Exact repetition of every entry is required.

»»

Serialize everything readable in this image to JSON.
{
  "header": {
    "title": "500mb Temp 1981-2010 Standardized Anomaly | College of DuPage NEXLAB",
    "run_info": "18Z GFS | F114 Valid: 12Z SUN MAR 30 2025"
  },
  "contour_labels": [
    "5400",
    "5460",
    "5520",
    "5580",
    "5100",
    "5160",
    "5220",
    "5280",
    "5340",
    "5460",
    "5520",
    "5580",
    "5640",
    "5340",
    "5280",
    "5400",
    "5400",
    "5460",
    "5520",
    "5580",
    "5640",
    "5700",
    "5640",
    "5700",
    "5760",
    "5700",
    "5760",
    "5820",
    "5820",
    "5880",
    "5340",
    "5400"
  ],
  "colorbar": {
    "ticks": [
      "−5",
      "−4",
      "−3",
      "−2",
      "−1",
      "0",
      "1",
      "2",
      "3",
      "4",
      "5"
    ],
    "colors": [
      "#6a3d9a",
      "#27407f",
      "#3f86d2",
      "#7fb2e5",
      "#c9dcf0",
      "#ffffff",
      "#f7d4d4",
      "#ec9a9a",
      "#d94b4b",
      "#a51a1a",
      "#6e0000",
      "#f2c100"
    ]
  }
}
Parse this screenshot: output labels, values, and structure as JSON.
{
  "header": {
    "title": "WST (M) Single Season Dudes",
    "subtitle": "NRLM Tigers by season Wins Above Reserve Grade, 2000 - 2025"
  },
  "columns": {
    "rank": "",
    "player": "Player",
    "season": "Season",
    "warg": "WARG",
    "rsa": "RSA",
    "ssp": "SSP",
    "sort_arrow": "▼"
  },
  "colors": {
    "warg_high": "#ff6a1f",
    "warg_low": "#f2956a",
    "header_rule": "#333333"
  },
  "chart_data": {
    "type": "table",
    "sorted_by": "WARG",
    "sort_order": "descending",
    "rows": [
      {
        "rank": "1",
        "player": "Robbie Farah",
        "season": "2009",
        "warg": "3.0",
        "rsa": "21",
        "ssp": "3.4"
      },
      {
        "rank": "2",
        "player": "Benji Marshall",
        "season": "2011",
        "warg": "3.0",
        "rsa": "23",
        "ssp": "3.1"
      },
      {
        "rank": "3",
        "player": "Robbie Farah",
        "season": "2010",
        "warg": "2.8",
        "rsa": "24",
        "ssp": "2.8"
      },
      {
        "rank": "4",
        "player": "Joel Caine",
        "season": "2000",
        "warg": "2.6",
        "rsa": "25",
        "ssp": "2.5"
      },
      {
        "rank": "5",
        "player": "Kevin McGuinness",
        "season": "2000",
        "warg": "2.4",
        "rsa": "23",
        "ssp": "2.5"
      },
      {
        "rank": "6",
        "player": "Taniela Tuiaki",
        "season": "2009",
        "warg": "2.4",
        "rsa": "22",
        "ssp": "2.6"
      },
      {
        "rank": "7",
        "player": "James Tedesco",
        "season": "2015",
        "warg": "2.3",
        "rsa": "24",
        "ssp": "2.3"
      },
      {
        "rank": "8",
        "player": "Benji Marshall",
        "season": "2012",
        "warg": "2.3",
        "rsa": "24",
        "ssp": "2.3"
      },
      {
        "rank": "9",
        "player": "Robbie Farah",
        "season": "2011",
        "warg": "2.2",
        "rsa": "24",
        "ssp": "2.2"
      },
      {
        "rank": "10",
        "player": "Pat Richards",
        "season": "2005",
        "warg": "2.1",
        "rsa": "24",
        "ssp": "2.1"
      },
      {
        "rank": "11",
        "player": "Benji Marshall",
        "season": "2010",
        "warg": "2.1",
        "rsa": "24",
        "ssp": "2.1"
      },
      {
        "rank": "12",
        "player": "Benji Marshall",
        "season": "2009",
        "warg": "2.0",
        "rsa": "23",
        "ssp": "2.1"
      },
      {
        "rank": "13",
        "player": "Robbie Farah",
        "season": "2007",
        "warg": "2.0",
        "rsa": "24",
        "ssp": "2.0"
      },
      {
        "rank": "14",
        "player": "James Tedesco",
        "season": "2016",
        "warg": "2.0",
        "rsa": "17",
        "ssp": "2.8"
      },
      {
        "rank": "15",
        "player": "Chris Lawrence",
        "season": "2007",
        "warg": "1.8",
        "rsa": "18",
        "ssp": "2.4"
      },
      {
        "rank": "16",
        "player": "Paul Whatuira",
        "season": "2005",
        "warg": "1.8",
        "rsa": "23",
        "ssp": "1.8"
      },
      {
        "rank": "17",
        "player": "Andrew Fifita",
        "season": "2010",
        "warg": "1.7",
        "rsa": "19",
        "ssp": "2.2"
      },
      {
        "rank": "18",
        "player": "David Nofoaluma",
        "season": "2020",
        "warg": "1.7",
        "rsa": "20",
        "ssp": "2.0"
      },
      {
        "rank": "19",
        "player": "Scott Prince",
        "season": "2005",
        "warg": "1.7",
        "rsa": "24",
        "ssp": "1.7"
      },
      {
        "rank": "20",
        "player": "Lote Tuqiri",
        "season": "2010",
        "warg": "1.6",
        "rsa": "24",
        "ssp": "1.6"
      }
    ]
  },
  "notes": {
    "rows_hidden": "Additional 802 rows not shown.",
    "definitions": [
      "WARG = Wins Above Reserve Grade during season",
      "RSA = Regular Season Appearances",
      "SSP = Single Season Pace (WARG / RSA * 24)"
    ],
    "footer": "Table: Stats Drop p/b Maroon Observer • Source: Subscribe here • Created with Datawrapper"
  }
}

««

**RESULT OF THE EXERCISE**
Serialize everything readable in this image to JSON.
{
  "header": {
    "title": "500mb Temp 1981-2010 Standardized Anomaly | College of DuPage NEXLAB",
    "run_info": "18Z GFS | F114 Valid: 12Z SUN MAR 30 2025"
  },
  "contour_labels": [
    "5400",
    "5460",
    "5520",
    "5580",
    "5100",
    "5160",
    "5220",
    "5280",
    "5340",
    "5460",
    "5520",
    "5580",
    "5640",
    "5340",
    "5280",
    "5400",
    "5400",
    "5460",
    "5520",
    "5580",
    "5640",
    "5700",
    "5640",
    "5700",
    "5760",
    "5700",
    "5760",
    "5820",
    "5820",
    "5880",
    "5340",
    "5400"
  ],
  "colorbar": {
    "ticks": [
      "−5",
      "−4",
      "−3",
      "−2",
      "−1",
      "0",
      "1",
      "2",
      "3",
      "4",
      "5"
    ],
    "colors": [
      "#6a3d9a",
      "#27407f",
      "#3f86d2",
      "#7fb2e5",
      "#c9dcf0",
      "#ffffff",
      "#f7d4d4",
      "#ec9a9a",
      "#d94b4b",
      "#a51a1a",
      "#6e0000",
      "#f2c100"
    ]
  }
}
Parse this screenshot: output labels, values, and structure as JSON.
{
  "header": {
    "title": "WST (M) Single Season Dudes",
    "subtitle": "NRLM Tigers by season Wins Above Reserve Grade, 2000 - 2025"
  },
  "columns": {
    "rank": "",
    "player": "Player",
    "season": "Season",
    "warg": "WARG",
    "rsa": "RSA",
    "ssp": "SSP",
    "sort_arrow": "▼"
  },
  "colors": {
    "warg_high": "#ff6a1f",
    "warg_low": "#f2956a",
    "header_rule": "#333333"
  },
  "chart_data": {
    "type": "table",
    "sorted_by": "WARG",
    "sort_order": "descending",
    "rows": [
      {
        "rank": "1",
        "player": "Robbie Farah",
        "season": "2009",
        "warg": "3.0",
        "rsa": "21",
        "ssp": "3.4"
      },
      {
        "rank": "2",
        "player": "Benji Marshall",
        "season": "2011",
        "warg": "3.0",
        "rsa": "23",
        "ssp": "3.1"
      },
      {
        "rank": "3",
        "player": "Robbie Farah",
        "season": "2010",
        "warg": "2.8",
        "rsa": "24",
        "ssp": "2.8"
      },
      {
        "rank": "4",
        "player": "Joel Caine",
        "season": "2000",
        "warg": "2.6",
        "rsa": "25",
        "ssp": "2.5"
      },
      {
        "rank": "5",
        "player": "Kevin McGuinness",
        "season": "2000",
        "warg": "2.4",
        "rsa": "23",
        "ssp": "2.5"
      },
      {
        "rank": "6",
        "player": "Taniela Tuiaki",
        "season": "2009",
        "warg": "2.4",
        "rsa": "22",
        "ssp": "2.6"
      },
      {
        "rank": "7",
        "player": "James Tedesco",
        "season": "2015",
        "warg": "2.3",
        "rsa": "24",
        "ssp": "2.3"
      },
      {
        "rank": "8",
        "player": "Benji Marshall",
        "season": "2012",
        "warg": "2.3",
        "rsa": "24",
        "ssp": "2.3"
      },
      {
        "rank": "9",
        "player": "Robbie Farah",
        "season": "2011",
        "warg": "2.2",
        "rsa": "24",
        "ssp": "2.2"
      },
      {
        "rank": "10",
        "player": "Pat Richards",
        "season": "2005",
        "warg": "2.1",
        "rsa": "24",
        "ssp": "2.1"
      },
      {
        "rank": "11",
        "player": "Benji Marshall",
        "season": "2010",
        "warg": "2.1",
        "rsa": "24",
        "ssp": "2.1"
      },
      {
        "rank": "12",
        "player": "Benji Marshall",
        "season": "2009",
        "warg": "2.0",
        "rsa": "23",
        "ssp": "2.1"
      },
      {
        "rank": "13",
        "player": "Robbie Farah",
        "season": "2007",
        "warg": "2.0",
        "rsa": "24",
        "ssp": "2.0"
      },
      {
        "rank": "14",
        "player": "James Tedesco",
        "season": "2016",
        "warg": "2.0",
        "rsa": "17",
        "ssp": "2.8"
      },
      {
        "rank": "15",
        "player": "Chris Lawrence",
        "season": "2007",
        "warg": "1.8",
        "rsa": "18",
        "ssp": "2.4"
      },
      {
        "rank": "16",
        "player": "Paul Whatuira",
        "season": "2005",
        "warg": "1.8",
        "rsa": "23",
        "ssp": "1.8"
      },
      {
        "rank": "17",
        "player": "Andrew Fifita",
        "season": "2010",
        "warg": "1.7",
        "rsa": "19",
        "ssp": "2.2"
      },
      {
        "rank": "18",
        "player": "David Nofoaluma",
        "season": "2020",
        "warg": "1.7",
        "rsa": "20",
        "ssp": "2.0"
      },
      {
        "rank": "19",
        "player": "Scott Prince",
        "season": "2005",
        "warg": "1.7",
        "rsa": "24",
        "ssp": "1.7"
      },
      {
        "rank": "20",
        "player": "Lote Tuqiri",
        "season": "2010",
        "warg": "1.6",
        "rsa": "24",
        "ssp": "1.6"
      }
    ]
  },
  "notes": {
    "rows_hidden": "Additional 802 rows not shown.",
    "definitions": [
      "WARG = Wins Above Reserve Grade during season",
      "RSA = Regular Season Appearances",
      "SSP = Single Season Pace (WARG / RSA * 24)"
    ],
    "footer": "Table: Stats Drop p/b Maroon Observer • Source: Subscribe here • Created with Datawrapper"
  }
}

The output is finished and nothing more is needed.